■ Aim of the exercise:
Find each line containing the string "this" and return it.

■ Exercise data:
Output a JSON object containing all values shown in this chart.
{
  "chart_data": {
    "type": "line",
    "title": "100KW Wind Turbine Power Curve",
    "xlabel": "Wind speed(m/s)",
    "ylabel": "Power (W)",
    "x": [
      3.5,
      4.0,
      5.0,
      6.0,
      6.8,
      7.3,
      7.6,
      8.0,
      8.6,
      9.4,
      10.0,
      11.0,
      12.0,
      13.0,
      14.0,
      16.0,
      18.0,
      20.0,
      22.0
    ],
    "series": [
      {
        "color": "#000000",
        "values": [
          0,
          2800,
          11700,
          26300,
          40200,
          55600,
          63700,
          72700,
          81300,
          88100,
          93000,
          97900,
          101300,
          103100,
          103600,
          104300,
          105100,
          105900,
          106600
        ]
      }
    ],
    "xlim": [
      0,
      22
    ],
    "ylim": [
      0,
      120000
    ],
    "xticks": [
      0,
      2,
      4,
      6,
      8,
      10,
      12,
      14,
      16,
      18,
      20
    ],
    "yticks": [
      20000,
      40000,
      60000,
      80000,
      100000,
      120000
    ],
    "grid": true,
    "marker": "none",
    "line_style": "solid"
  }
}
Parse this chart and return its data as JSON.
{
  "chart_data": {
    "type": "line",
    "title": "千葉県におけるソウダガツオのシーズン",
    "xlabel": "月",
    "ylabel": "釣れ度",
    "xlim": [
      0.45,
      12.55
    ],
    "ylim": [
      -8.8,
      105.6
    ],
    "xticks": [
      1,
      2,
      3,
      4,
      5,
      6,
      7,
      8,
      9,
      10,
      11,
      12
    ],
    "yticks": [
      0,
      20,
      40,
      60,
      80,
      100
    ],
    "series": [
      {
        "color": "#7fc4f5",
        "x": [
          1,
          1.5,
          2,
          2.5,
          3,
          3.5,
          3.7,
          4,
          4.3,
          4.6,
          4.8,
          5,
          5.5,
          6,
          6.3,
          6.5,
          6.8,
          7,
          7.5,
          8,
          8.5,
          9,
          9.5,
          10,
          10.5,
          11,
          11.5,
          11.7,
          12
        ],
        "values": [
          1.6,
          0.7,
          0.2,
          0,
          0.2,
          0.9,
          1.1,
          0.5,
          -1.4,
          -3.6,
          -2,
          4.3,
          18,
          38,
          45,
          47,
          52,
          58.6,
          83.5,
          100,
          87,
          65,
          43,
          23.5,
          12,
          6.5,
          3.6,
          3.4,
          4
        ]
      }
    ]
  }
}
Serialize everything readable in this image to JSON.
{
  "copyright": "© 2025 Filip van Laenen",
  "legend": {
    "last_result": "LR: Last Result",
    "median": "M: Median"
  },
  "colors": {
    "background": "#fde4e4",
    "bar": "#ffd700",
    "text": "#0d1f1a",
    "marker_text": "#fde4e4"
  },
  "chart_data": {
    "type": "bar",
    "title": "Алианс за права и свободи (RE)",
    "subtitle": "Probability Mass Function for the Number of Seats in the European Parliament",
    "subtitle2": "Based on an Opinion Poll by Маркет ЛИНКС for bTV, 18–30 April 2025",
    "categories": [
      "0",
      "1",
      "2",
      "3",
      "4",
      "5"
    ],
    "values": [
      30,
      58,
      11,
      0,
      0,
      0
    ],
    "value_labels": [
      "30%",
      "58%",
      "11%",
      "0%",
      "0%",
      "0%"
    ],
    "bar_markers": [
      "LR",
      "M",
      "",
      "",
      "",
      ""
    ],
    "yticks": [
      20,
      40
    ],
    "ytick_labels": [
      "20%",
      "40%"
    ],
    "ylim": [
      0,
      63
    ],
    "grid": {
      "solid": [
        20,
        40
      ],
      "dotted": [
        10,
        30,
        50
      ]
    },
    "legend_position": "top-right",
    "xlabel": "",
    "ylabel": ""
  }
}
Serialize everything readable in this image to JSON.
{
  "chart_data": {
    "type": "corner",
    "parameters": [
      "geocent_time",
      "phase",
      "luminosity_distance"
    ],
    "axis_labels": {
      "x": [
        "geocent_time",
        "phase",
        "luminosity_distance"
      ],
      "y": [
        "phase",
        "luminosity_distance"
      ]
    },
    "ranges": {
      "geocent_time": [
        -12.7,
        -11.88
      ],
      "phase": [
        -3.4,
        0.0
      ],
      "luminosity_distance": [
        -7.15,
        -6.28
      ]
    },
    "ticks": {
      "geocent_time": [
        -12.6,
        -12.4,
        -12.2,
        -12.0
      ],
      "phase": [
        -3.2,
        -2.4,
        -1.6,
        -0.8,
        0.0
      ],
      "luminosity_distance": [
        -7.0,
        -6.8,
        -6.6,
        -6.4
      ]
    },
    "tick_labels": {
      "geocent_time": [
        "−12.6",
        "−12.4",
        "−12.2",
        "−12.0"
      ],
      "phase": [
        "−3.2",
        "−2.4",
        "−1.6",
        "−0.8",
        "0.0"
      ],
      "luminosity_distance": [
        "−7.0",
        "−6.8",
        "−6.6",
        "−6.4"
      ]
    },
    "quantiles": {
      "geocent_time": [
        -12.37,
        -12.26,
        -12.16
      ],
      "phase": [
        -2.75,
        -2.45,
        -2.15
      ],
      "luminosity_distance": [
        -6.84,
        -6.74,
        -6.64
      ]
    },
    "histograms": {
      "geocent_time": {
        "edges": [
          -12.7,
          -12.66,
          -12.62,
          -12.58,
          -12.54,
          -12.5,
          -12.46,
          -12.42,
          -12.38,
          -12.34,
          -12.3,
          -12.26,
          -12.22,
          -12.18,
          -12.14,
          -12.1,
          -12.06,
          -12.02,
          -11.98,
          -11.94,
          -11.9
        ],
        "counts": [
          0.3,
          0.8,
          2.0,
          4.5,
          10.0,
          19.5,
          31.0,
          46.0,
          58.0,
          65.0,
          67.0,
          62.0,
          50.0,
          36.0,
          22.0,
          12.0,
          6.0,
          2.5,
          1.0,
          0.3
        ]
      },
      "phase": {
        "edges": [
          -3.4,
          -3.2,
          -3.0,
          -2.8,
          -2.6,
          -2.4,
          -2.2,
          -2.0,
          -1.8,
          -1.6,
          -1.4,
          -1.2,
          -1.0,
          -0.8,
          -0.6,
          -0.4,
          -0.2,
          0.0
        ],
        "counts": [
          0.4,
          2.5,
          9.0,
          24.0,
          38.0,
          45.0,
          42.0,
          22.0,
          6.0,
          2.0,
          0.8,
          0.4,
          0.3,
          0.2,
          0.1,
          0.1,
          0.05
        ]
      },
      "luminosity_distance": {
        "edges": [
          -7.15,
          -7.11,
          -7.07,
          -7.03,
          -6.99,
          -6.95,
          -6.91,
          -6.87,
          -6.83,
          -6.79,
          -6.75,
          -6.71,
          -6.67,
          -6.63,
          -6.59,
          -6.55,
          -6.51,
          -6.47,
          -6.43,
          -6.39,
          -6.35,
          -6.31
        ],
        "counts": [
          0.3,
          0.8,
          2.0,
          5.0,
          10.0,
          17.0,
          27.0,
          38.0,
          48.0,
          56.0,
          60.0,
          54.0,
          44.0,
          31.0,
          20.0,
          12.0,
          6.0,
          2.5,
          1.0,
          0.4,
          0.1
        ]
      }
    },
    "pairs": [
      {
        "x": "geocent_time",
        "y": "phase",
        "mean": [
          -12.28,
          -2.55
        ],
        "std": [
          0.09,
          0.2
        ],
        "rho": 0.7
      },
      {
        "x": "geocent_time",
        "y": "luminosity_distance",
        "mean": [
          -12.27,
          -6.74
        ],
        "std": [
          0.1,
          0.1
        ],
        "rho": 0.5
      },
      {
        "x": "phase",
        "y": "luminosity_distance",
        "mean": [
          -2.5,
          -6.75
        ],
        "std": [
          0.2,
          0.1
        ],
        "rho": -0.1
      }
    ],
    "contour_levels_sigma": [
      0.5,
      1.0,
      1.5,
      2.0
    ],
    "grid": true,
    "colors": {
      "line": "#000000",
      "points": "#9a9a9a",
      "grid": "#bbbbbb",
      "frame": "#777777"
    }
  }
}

■ Task solution:
Output a JSON object containing all values shown in this chart.
Parse this chart and return its data as JSON.
Serialize everything readable in this image to JSON.
Serialize everything readable in this image to JSON.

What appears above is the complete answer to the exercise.